■ **Requirement**
From the listing, collect all lines containing the word "title".
□ □ □ □ □ □ □
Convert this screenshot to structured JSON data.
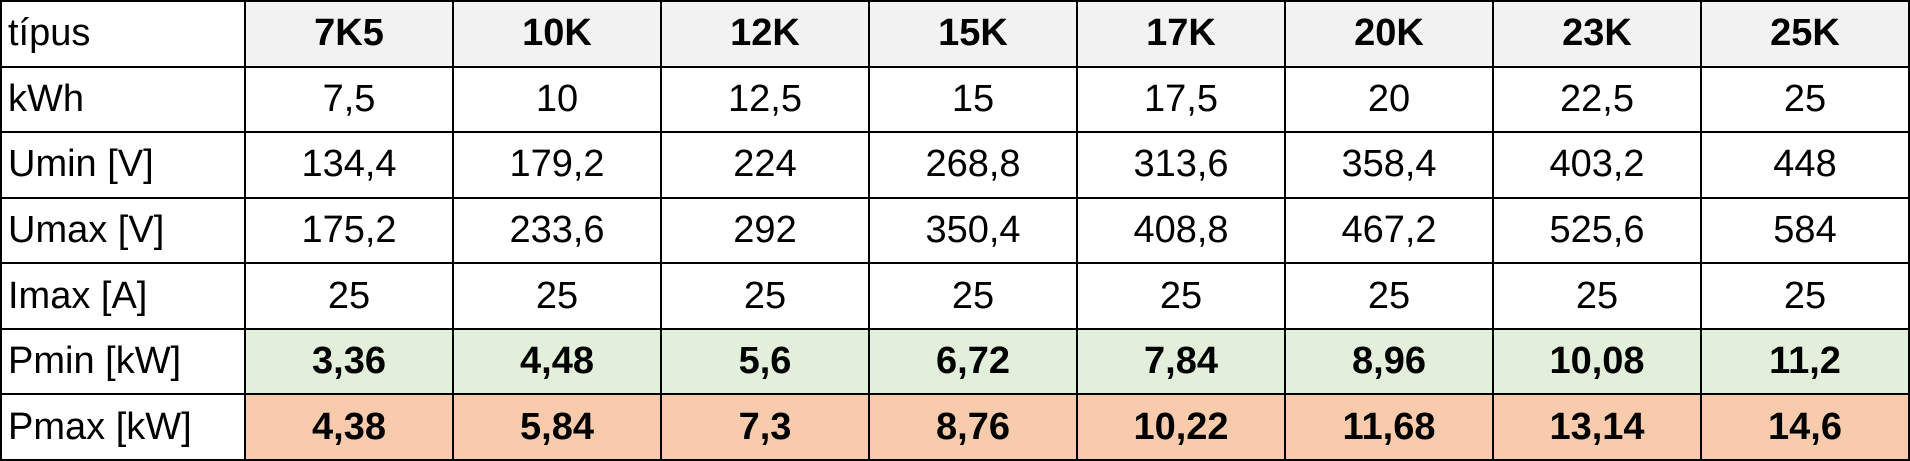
{
  "table": {
    "header": [
      "típus",
      "7K5",
      "10K",
      "12K",
      "15K",
      "17K",
      "20K",
      "23K",
      "25K"
    ],
    "rows": [
      [
        "kWh",
        "7,5",
        "10",
        "12,5",
        "15",
        "17,5",
        "20",
        "22,5",
        "25"
      ],
      [
        "Umin [V]",
        "134,4",
        "179,2",
        "224",
        "268,8",
        "313,6",
        "358,4",
        "403,2",
        "448"
      ],
      [
        "Umax [V]",
        "175,2",
        "233,6",
        "292",
        "350,4",
        "408,8",
        "467,2",
        "525,6",
        "584"
      ],
      [
        "Imax [A]",
        "25",
        "25",
        "25",
        "25",
        "25",
        "25",
        "25",
        "25"
      ],
      [
        "Pmin [kW]",
        "3,36",
        "4,48",
        "5,6",
        "6,72",
        "7,84",
        "8,96",
        "10,08",
        "11,2"
      ],
      [
        "Pmax [kW]",
        "4,38",
        "5,84",
        "7,3",
        "8,76",
        "10,22",
        "11,68",
        "13,14",
        "14,6"
      ]
    ]
  }
}
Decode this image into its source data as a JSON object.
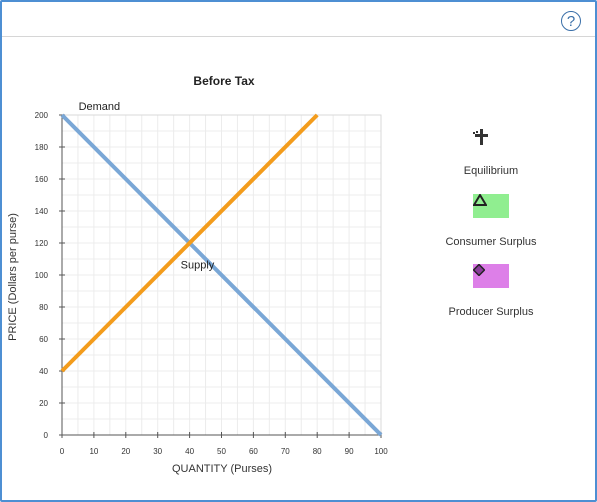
{
  "help": {
    "icon": "help-icon",
    "glyph": "?"
  },
  "chart_data": {
    "type": "line",
    "title": "Before Tax",
    "xlabel": "QUANTITY (Purses)",
    "ylabel": "PRICE (Dollars per purse)",
    "xlim": [
      0,
      100
    ],
    "ylim": [
      0,
      200
    ],
    "xticks": [
      0,
      10,
      20,
      30,
      40,
      50,
      60,
      70,
      80,
      90,
      100
    ],
    "yticks": [
      0,
      20,
      40,
      60,
      80,
      100,
      120,
      140,
      160,
      180,
      200
    ],
    "grid": true,
    "series": [
      {
        "name": "Demand",
        "color": "#7aa7d6",
        "points": [
          [
            0,
            200
          ],
          [
            100,
            0
          ]
        ]
      },
      {
        "name": "Supply",
        "color": "#f39c1c",
        "points": [
          [
            0,
            40
          ],
          [
            80,
            200
          ]
        ]
      }
    ],
    "annotations": [
      {
        "text": "Demand",
        "x": 3,
        "y": 203
      },
      {
        "text": "Supply",
        "x": 35,
        "y": 104
      }
    ]
  },
  "legend": [
    {
      "label": "Equilibrium",
      "icon": "plus-cross-icon",
      "color": "#333333"
    },
    {
      "label": "Consumer Surplus",
      "icon": "triangle-icon",
      "color": "#90ee90"
    },
    {
      "label": "Producer Surplus",
      "icon": "diamond-icon",
      "color": "#dd7fe8"
    }
  ]
}
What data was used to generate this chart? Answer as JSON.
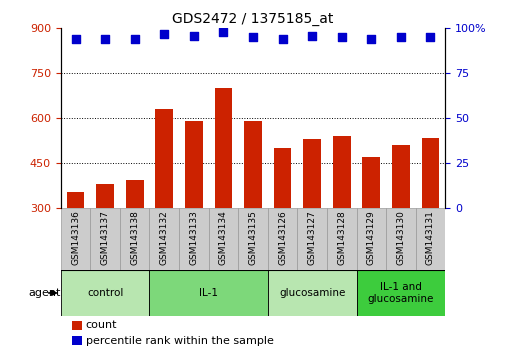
{
  "title": "GDS2472 / 1375185_at",
  "categories": [
    "GSM143136",
    "GSM143137",
    "GSM143138",
    "GSM143132",
    "GSM143133",
    "GSM143134",
    "GSM143135",
    "GSM143126",
    "GSM143127",
    "GSM143128",
    "GSM143129",
    "GSM143130",
    "GSM143131"
  ],
  "counts": [
    355,
    380,
    395,
    630,
    590,
    700,
    592,
    500,
    530,
    540,
    470,
    510,
    535
  ],
  "percentiles": [
    94,
    94,
    94,
    97,
    96,
    98,
    95,
    94,
    96,
    95,
    94,
    95,
    95
  ],
  "groups": [
    {
      "label": "control",
      "start": 0,
      "end": 3,
      "color": "#b8e6b0"
    },
    {
      "label": "IL-1",
      "start": 3,
      "end": 7,
      "color": "#7dd87a"
    },
    {
      "label": "glucosamine",
      "start": 7,
      "end": 10,
      "color": "#b8e6b0"
    },
    {
      "label": "IL-1 and\nglucosamine",
      "start": 10,
      "end": 13,
      "color": "#3dcc3d"
    }
  ],
  "bar_color": "#cc2200",
  "dot_color": "#0000cc",
  "ylim_left": [
    300,
    900
  ],
  "ylim_right": [
    0,
    100
  ],
  "yticks_left": [
    300,
    450,
    600,
    750,
    900
  ],
  "yticks_right": [
    0,
    25,
    50,
    75,
    100
  ],
  "bar_width": 0.6,
  "background_color": "#ffffff",
  "tick_label_color_left": "#cc2200",
  "tick_label_color_right": "#0000cc",
  "grid_lines": [
    450,
    600,
    750
  ],
  "xlabel_gray": "#cccccc",
  "xlabel_gray_border": "#999999"
}
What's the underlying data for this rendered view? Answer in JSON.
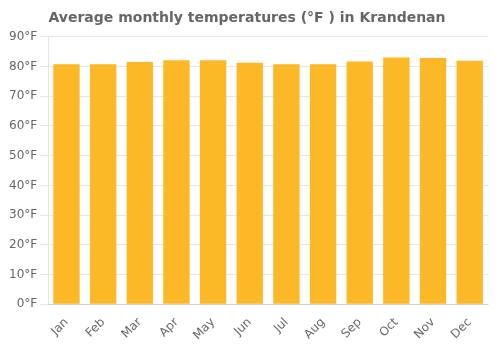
{
  "chart_data": {
    "type": "bar",
    "title": "Average monthly temperatures (°F ) in Krandenan",
    "categories": [
      "Jan",
      "Feb",
      "Mar",
      "Apr",
      "May",
      "Jun",
      "Jul",
      "Aug",
      "Sep",
      "Oct",
      "Nov",
      "Dec"
    ],
    "values": [
      80.8,
      80.8,
      81.5,
      82.1,
      82.1,
      81.3,
      80.8,
      80.8,
      81.7,
      83.0,
      82.9,
      81.9
    ],
    "color": "#FDB827",
    "ylim": [
      0,
      90
    ],
    "yticks": [
      {
        "value": 0,
        "label": "0°F"
      },
      {
        "value": 10,
        "label": "10°F"
      },
      {
        "value": 20,
        "label": "20°F"
      },
      {
        "value": 30,
        "label": "30°F"
      },
      {
        "value": 40,
        "label": "40°F"
      },
      {
        "value": 50,
        "label": "50°F"
      },
      {
        "value": 60,
        "label": "60°F"
      },
      {
        "value": 70,
        "label": "70°F"
      },
      {
        "value": 80,
        "label": "80°F"
      },
      {
        "value": 90,
        "label": "90°F"
      }
    ],
    "grid": true
  }
}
□ □ □ □ □ □ □
■ **The response**
    "title": "Before Tax",
  "title": "GDS2472 / 1375185_at",
    "title": "Average monthly temperatures (°F ) in Krandenan",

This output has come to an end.